Raw data:
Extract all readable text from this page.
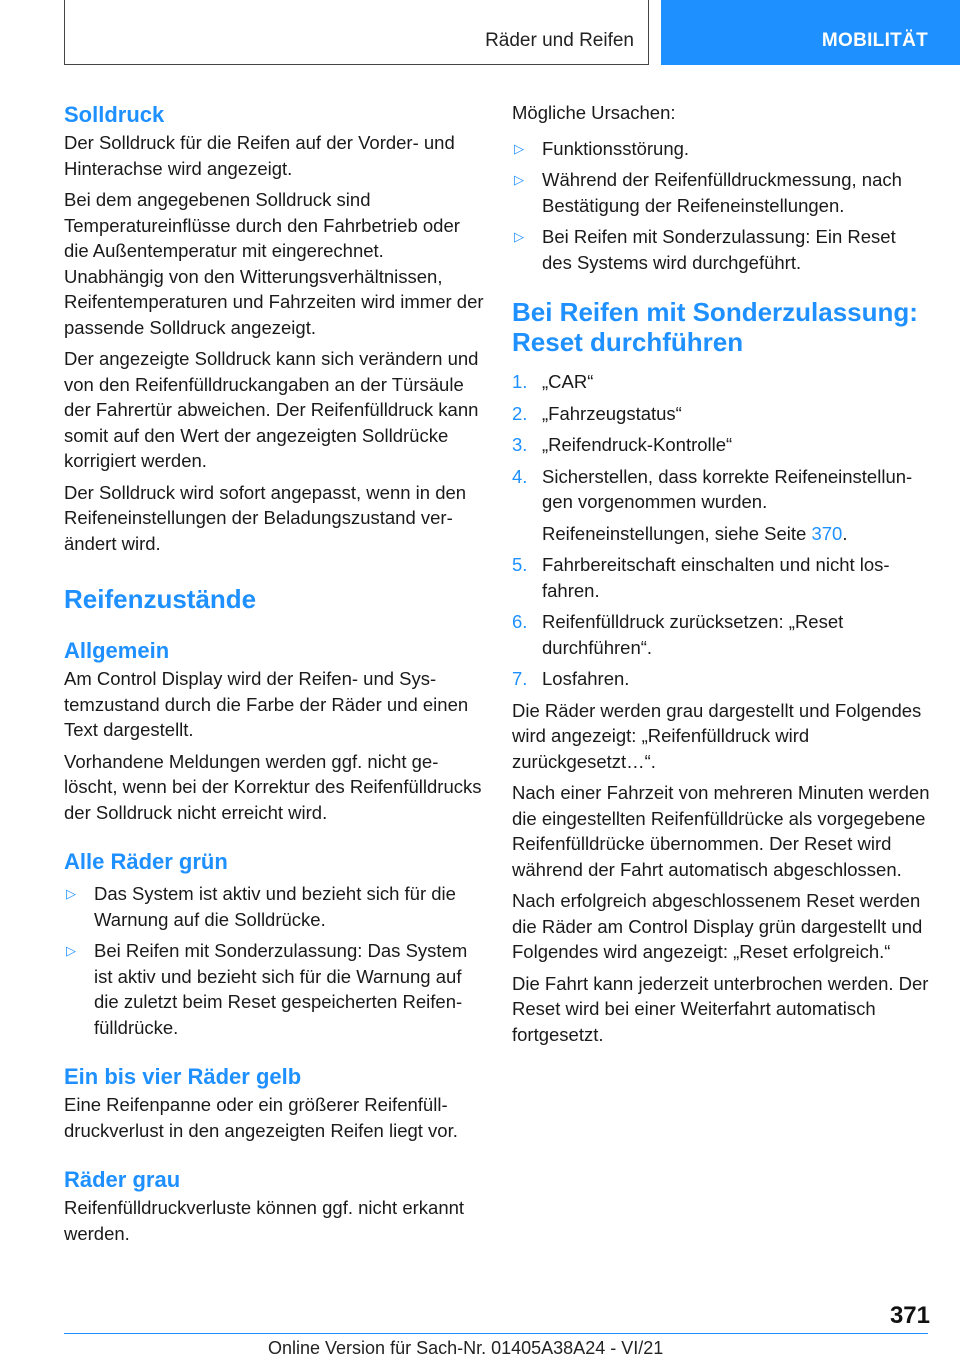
Räder und Reifen	MOBILITÄT
Solldruck
Der Solldruck für die Reifen auf der Vorder- und Hinterachse wird angezeigt.
Bei dem angegebenen Solldruck sind Temperatureinflüsse durch den Fahrbetrieb oder die Außentemperatur mit eingerechnet. Unabhängig von den Witterungsverhältnissen, Reifentemperaturen und Fahrzeiten wird immer der passende Solldruck angezeigt.
Der angezeigte Solldruck kann sich verändern und von den Reifenfülldruckangaben an der Türsäule der Fahrertür abweichen. Der Reifenfülldruck kann somit auf den Wert der angezeigten Solldrücke korrigiert werden.
Der Solldruck wird sofort angepasst, wenn in den Reifeneinstellungen der Beladungszustand verändert wird.
Reifenzustände
Allgemein
Am Control Display wird der Reifen- und Systemzustand durch die Farbe der Räder und einen Text dargestellt.
Vorhandene Meldungen werden ggf. nicht gelöscht, wenn bei der Korrektur des Reifenfülldrucks der Solldruck nicht erreicht wird.
Alle Räder grün
▷ Das System ist aktiv und bezieht sich für die Warnung auf die Solldrücke.
▷ Bei Reifen mit Sonderzulassung: Das System ist aktiv und bezieht sich für die Warnung auf die zuletzt beim Reset gespeicherten Reifenfülldrücke.
Ein bis vier Räder gelb
Eine Reifenpanne oder ein größerer Reifenfülldruckverlust in den angezeigten Reifen liegt vor.
Räder grau
Reifenfülldruckverluste können ggf. nicht erkannt werden.
Mögliche Ursachen:
▷ Funktionsstörung.
▷ Während der Reifenfülldruckmessung, nach Bestätigung der Reifeneinstellungen.
▷ Bei Reifen mit Sonderzulassung: Ein Reset des Systems wird durchgeführt.
Bei Reifen mit Sonderzulassung: Reset durchführen
1. „CAR“
2. „Fahrzeugstatus“
3. „Reifendruck-Kontrolle“
4. Sicherstellen, dass korrekte Reifeneinstellungen vorgenommen wurden.
Reifeneinstellungen, siehe Seite 370.
5. Fahrbereitschaft einschalten und nicht losfahren.
6. Reifenfülldruck zurücksetzen: „Reset durchführen“.
7. Losfahren.
Die Räder werden grau dargestellt und Folgendes wird angezeigt: „Reifenfülldruck wird zurückgesetzt…“.
Nach einer Fahrzeit von mehreren Minuten werden die eingestellten Reifenfülldrücke als vorgegebene Reifenfülldrücke übernommen. Der Reset wird während der Fahrt automatisch abgeschlossen.
Nach erfolgreich abgeschlossenem Reset werden die Räder am Control Display grün dargestellt und Folgendes wird angezeigt: „Reset erfolgreich.“
Die Fahrt kann jederzeit unterbrochen werden. Der Reset wird bei einer Weiterfahrt automatisch fortgesetzt.
371
Online Version für Sach-Nr. 01405A38A24 - VI/21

Goal of the exercise:
When you write out the material above, keep every line exact and drop each picture.

Written reply:
Extract all readable text from this page.
Räder und Reifen	MOBILITÄT
Solldruck
Der Solldruck für die Reifen auf der Vorder- und Hinterachse wird angezeigt.
Bei dem angegebenen Solldruck sind Temperatureinflüsse durch den Fahrbetrieb oder die Außentemperatur mit eingerechnet. Unabhängig von den Witterungsverhältnissen, Reifentemperaturen und Fahrzeiten wird immer der passende Solldruck angezeigt.
Der angezeigte Solldruck kann sich verändern und von den Reifenfülldruckangaben an der Türsäule der Fahrertür abweichen. Der Reifenfülldruck kann somit auf den Wert der angezeigten Solldrücke korrigiert werden.
Der Solldruck wird sofort angepasst, wenn in den Reifeneinstellungen der Beladungszustand verändert wird.
Reifenzustände
Allgemein
Am Control Display wird der Reifen- und Systemzustand durch die Farbe der Räder und einen Text dargestellt.
Vorhandene Meldungen werden ggf. nicht gelöscht, wenn bei der Korrektur des Reifenfülldrucks der Solldruck nicht erreicht wird.
Alle Räder grün
▷ Das System ist aktiv und bezieht sich für die Warnung auf die Solldrücke.
▷ Bei Reifen mit Sonderzulassung: Das System ist aktiv und bezieht sich für die Warnung auf die zuletzt beim Reset gespeicherten Reifenfülldrücke.
Ein bis vier Räder gelb
Eine Reifenpanne oder ein größerer Reifenfülldruckverlust in den angezeigten Reifen liegt vor.
Räder grau
Reifenfülldruckverluste können ggf. nicht erkannt werden.
Mögliche Ursachen:
▷ Funktionsstörung.
▷ Während der Reifenfülldruckmessung, nach Bestätigung der Reifeneinstellungen.
▷ Bei Reifen mit Sonderzulassung: Ein Reset des Systems wird durchgeführt.
Bei Reifen mit Sonderzulassung: Reset durchführen
1. „CAR“
2. „Fahrzeugstatus“
3. „Reifendruck-Kontrolle“
4. Sicherstellen, dass korrekte Reifeneinstellungen vorgenommen wurden.
Reifeneinstellungen, siehe Seite 370.
5. Fahrbereitschaft einschalten und nicht losfahren.
6. Reifenfülldruck zurücksetzen: „Reset durchführen“.
7. Losfahren.
Die Räder werden grau dargestellt und Folgendes wird angezeigt: „Reifenfülldruck wird zurückgesetzt…“.
Nach einer Fahrzeit von mehreren Minuten werden die eingestellten Reifenfülldrücke als vorgegebene Reifenfülldrücke übernommen. Der Reset wird während der Fahrt automatisch abgeschlossen.
Nach erfolgreich abgeschlossenem Reset werden die Räder am Control Display grün dargestellt und Folgendes wird angezeigt: „Reset erfolgreich.“
Die Fahrt kann jederzeit unterbrochen werden. Der Reset wird bei einer Weiterfahrt automatisch fortgesetzt.
371
Online Version für Sach-Nr. 01405A38A24 - VI/21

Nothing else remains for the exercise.